# START OF RECORDS TO USE

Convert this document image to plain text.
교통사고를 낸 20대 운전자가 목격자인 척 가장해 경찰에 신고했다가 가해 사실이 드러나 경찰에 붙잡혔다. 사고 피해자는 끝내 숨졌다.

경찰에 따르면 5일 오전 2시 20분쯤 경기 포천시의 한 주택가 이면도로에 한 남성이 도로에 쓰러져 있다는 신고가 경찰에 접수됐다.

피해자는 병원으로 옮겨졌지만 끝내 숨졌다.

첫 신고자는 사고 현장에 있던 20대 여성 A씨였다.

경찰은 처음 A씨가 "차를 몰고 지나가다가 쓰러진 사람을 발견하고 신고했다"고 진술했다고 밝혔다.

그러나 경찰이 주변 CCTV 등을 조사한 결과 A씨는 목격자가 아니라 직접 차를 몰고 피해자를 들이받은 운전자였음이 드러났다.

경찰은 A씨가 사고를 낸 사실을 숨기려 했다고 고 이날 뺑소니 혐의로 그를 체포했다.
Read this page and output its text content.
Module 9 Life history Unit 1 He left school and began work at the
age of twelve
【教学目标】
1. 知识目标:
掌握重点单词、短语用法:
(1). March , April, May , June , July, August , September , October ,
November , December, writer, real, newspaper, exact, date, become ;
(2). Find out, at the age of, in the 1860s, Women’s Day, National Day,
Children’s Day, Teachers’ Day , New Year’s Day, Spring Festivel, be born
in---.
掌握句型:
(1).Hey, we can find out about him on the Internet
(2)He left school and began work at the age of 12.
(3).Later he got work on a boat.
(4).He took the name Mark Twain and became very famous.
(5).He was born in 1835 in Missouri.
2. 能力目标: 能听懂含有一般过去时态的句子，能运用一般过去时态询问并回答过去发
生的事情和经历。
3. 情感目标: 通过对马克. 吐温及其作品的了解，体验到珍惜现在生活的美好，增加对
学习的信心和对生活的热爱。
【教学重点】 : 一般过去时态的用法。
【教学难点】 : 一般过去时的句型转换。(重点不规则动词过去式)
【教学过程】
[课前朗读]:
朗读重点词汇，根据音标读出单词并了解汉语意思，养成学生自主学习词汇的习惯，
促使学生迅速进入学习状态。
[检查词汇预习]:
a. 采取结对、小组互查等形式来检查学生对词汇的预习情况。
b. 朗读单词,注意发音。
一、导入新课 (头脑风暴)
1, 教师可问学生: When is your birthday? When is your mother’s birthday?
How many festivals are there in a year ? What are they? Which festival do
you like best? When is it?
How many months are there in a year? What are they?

# END OF RECORDS TO USE

Locate each line with the word "there" and copy it.

How many festivals are there in a year ? What are they? Which festival do
How many months are there in a year? What are they?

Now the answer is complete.